- _Direction_
Only lines holding the word "User" should be copied from the material.

Entries from a dataset
○ ○ ○ ○

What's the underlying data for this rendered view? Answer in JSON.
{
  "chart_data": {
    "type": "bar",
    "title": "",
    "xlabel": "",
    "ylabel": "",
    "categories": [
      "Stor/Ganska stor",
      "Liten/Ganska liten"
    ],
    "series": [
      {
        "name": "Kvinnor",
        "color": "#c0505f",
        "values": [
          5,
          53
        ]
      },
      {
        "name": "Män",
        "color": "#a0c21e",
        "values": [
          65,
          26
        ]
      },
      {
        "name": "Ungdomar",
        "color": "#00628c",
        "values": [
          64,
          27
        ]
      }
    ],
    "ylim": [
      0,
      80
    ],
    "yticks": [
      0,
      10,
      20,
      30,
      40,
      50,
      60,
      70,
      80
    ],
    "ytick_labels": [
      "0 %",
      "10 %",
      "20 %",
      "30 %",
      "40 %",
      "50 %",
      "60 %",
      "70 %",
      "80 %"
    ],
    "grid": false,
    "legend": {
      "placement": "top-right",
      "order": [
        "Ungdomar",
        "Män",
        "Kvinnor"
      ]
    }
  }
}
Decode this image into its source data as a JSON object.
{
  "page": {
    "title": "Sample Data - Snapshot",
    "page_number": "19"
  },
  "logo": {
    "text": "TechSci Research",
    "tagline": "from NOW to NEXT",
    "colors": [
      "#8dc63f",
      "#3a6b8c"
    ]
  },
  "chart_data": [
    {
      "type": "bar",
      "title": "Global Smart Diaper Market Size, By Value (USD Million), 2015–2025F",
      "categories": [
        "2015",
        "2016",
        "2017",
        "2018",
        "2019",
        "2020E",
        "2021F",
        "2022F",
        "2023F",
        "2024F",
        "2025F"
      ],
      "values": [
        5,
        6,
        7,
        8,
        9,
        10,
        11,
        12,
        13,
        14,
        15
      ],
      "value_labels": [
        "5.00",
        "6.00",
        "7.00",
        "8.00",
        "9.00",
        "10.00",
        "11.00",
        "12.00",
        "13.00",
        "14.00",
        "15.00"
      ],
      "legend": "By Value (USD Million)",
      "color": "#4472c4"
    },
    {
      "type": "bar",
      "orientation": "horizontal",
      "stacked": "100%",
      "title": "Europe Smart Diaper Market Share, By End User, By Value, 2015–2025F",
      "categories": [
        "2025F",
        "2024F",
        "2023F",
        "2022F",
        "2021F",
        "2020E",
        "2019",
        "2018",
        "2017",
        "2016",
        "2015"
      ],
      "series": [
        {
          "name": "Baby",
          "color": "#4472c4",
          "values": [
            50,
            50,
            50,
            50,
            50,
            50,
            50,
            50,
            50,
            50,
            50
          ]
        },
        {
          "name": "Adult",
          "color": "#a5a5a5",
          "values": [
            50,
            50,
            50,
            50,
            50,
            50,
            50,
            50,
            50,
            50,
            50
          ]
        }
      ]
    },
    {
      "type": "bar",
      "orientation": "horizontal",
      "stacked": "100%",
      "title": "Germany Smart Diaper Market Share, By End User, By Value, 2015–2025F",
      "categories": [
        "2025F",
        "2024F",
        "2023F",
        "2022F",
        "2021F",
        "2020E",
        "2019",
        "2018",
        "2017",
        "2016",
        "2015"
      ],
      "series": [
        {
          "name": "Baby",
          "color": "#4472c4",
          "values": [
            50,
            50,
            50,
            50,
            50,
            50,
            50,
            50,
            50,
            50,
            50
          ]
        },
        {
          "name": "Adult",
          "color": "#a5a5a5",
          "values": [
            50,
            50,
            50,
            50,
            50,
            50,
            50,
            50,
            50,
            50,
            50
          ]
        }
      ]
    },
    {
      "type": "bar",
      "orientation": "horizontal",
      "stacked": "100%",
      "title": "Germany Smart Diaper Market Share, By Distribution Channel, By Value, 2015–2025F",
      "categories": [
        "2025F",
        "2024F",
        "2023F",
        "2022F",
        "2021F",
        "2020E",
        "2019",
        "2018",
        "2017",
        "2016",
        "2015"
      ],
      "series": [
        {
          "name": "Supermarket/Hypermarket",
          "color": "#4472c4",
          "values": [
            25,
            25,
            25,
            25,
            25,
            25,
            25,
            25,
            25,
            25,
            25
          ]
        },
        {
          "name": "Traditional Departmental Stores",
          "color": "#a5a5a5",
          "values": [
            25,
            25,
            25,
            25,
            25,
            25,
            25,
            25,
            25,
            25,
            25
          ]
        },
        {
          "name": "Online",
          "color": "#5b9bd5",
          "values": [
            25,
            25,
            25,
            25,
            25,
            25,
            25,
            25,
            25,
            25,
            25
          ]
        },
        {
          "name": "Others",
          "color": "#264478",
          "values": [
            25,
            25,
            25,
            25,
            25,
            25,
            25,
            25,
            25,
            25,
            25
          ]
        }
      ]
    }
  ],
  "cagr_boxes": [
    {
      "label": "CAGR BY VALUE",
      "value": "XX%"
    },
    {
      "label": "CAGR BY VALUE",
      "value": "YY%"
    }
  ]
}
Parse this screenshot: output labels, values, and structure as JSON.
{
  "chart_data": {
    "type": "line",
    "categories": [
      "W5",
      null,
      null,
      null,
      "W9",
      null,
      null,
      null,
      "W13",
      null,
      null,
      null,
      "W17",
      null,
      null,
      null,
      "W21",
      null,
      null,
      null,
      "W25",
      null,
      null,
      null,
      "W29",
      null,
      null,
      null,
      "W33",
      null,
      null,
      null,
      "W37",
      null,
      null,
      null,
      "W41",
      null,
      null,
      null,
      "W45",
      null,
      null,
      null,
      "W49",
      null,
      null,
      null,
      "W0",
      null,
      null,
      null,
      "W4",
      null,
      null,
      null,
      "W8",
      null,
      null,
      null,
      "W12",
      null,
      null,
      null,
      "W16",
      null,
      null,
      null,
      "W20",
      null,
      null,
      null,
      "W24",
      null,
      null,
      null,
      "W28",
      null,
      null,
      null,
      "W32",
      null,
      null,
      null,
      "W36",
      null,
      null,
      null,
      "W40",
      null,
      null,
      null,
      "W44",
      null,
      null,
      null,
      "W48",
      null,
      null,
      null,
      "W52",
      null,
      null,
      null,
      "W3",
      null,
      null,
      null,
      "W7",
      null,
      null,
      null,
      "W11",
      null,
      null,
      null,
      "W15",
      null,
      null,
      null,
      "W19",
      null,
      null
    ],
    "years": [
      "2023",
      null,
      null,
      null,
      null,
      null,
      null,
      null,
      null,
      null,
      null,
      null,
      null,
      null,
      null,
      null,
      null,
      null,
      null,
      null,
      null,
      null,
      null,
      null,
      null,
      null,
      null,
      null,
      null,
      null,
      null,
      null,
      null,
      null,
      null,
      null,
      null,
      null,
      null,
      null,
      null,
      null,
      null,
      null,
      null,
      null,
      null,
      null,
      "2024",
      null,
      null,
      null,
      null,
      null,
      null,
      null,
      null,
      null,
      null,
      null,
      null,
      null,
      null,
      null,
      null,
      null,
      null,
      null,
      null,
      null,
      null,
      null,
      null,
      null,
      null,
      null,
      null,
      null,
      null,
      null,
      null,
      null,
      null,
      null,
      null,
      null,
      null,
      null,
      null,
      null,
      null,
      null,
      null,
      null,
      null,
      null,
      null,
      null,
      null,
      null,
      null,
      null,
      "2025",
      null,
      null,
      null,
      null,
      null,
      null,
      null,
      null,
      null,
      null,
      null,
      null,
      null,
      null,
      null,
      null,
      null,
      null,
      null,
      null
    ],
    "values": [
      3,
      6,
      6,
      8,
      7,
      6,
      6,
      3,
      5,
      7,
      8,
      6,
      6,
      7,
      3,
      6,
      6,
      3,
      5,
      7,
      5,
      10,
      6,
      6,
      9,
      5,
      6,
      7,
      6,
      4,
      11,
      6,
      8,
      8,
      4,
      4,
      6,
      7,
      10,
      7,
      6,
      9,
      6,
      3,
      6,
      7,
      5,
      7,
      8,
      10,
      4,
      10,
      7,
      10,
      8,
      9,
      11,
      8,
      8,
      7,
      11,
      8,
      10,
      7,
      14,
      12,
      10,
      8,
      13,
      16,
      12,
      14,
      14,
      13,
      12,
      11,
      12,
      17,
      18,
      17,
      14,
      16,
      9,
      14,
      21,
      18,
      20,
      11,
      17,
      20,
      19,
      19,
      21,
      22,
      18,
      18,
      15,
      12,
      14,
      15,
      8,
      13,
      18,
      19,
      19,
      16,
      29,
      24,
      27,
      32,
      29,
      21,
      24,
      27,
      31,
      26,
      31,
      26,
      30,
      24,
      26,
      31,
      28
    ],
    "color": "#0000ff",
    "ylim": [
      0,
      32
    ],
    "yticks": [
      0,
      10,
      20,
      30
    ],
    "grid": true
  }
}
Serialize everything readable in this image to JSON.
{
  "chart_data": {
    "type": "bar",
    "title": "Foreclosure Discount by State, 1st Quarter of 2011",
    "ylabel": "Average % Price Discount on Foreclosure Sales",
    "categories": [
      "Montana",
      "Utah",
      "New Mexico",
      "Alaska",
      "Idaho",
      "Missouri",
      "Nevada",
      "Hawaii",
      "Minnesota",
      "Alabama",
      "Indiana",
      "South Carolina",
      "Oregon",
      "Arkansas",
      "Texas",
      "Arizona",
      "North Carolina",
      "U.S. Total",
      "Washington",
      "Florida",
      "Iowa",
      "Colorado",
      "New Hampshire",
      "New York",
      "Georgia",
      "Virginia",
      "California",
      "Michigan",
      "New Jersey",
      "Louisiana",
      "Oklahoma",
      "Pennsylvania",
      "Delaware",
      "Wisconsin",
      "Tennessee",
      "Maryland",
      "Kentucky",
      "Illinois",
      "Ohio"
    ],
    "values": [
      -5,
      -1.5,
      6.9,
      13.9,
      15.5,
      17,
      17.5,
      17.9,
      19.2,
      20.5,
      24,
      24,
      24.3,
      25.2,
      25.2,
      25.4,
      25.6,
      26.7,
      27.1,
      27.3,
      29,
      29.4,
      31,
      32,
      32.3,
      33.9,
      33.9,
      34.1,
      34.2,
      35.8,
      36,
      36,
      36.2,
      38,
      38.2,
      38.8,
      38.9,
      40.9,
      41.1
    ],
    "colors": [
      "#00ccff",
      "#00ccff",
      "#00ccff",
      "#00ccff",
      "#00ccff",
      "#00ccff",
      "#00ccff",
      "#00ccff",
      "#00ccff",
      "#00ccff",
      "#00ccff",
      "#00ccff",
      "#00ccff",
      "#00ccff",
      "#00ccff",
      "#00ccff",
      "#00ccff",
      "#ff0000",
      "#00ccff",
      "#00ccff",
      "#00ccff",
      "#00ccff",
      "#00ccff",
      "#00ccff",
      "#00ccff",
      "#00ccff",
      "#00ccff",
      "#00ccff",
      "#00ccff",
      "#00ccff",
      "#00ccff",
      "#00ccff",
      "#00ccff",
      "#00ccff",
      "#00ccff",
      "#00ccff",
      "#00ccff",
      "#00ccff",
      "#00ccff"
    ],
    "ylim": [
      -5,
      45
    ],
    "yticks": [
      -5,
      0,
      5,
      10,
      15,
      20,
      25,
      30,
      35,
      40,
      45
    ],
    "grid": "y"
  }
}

○ ○ ○ ○

- _Task answer_
      "title": "Europe Smart Diaper Market Share, By End User, By Value, 2015–2025F",
      "title": "Germany Smart Diaper Market Share, By End User, By Value, 2015–2025F",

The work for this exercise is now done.